- Source extract:
====

June 9, 2020

The Hill Times – We’ll need the capability to restart the economy once pandemic fades

We’ll need the capability to restart the economy once pandemic fades

This means ensuring that we have the companies ready to drive future growth—ensuring they survive the pandemic world to help lead growth and job creation in the post-pandemic world.

TORONTO—The first priority is to do everything we can to protect the health of Canadians. The second is to ensure Canadians have enough income to meet basic needs so long as the pandemic prevents them from working.

But there is a critical third priority, which is to make sure that we have the capability to restart the economy as the pandemic fades.

This means ensuring that we have the companies ready to drive future growth—ensuring they survive the pandemic world to help lead growth and job creation in the post-pandemic world. It is through companies that we innovate, produce tradeable goods and services for sales at home and for export, and create jobs as well as the tax revenues governments need to provide the public goods we value.

====

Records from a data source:
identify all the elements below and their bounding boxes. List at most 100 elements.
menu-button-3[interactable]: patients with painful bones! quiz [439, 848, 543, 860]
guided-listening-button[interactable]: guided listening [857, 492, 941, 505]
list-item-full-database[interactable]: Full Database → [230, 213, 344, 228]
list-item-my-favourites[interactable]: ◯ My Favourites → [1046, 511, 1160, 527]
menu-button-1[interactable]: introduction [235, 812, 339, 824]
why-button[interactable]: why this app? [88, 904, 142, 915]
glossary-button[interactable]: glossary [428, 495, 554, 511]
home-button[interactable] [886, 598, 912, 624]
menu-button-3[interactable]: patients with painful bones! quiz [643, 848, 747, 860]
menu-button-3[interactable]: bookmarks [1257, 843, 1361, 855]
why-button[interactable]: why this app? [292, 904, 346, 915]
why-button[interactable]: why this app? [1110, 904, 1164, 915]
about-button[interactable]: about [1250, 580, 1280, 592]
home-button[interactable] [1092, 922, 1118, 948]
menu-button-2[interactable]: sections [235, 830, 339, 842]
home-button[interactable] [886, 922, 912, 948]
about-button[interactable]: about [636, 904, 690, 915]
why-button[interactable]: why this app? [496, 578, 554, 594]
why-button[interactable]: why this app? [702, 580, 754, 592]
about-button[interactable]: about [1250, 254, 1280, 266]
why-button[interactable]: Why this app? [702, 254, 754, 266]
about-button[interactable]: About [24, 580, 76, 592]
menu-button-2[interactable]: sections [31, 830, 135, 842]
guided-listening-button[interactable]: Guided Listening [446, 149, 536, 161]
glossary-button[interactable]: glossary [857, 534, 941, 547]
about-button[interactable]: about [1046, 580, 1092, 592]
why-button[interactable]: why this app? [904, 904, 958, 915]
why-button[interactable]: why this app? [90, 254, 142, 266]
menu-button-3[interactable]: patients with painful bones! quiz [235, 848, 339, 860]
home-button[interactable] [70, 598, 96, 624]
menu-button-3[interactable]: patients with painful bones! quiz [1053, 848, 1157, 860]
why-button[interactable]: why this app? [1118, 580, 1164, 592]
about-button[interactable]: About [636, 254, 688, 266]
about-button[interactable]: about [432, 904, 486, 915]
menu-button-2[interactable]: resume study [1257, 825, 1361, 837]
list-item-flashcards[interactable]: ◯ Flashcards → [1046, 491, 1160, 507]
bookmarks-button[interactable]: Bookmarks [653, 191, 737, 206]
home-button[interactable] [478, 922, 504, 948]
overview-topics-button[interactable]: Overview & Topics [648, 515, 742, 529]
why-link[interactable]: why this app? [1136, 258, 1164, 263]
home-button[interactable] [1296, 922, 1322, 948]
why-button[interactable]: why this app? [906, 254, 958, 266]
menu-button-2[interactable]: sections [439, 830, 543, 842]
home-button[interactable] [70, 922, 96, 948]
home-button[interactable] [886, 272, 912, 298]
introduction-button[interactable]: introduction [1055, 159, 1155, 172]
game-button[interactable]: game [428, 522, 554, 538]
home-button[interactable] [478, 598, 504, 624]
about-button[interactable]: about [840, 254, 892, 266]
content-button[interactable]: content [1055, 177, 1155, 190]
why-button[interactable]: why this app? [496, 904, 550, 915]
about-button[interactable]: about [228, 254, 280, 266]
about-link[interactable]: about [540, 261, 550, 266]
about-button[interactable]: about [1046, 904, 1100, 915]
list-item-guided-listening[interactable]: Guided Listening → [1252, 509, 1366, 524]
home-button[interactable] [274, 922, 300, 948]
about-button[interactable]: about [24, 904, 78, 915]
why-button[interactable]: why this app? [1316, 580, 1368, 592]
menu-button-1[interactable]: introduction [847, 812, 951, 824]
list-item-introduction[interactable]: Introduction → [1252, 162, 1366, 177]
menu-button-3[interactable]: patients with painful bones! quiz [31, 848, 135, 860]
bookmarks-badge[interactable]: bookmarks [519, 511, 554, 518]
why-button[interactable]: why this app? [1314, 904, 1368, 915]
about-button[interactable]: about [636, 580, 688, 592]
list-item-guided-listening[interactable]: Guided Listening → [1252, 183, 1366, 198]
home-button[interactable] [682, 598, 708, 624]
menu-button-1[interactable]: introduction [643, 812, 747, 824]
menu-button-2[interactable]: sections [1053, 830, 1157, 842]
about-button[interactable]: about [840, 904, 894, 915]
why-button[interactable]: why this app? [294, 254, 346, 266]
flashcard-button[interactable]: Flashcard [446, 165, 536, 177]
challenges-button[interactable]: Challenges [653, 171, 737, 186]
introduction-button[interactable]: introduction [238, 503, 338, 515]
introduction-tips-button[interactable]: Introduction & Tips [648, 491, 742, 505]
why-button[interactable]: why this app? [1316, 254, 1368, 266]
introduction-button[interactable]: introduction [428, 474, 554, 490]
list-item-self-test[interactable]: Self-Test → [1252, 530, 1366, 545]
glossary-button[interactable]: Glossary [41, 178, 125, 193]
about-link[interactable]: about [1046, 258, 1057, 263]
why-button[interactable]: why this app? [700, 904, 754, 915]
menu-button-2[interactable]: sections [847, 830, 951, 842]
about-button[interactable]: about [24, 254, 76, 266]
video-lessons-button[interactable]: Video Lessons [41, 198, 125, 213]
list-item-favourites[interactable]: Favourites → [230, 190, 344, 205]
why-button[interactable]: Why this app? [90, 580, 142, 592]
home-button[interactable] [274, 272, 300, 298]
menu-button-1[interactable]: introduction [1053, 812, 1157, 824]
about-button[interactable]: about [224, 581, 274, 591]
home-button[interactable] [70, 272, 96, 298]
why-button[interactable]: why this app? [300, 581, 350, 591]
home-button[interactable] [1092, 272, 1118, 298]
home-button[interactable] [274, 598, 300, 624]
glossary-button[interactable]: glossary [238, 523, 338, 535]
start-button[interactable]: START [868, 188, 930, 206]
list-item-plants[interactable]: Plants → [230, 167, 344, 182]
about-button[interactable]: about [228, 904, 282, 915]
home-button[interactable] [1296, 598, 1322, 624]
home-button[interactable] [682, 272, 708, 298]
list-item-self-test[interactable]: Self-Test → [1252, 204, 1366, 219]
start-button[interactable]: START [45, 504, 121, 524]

====

Copy out the part of the article on restarting the economy that starts with "June 9, 2020" and goes on through "the pandemic fades.", and swap out "Canadians" for "citizens".

June 9, 2020

The Hill Times – We’ll need the capability to restart the economy once pandemic fades

We’ll need the capability to restart the economy once pandemic fades

This means ensuring that we have the companies ready to drive future growth—ensuring they survive the pandemic world to help lead growth and job creation in the post-pandemic world.

TORONTO—The first priority is to do everything we can to protect the health of citizens. The second is to ensure citizens have enough income to meet basic needs so long as the pandemic prevents them from working.

But there is a critical third priority, which is to make sure that we have the capability to restart the economy as the pandemic fades.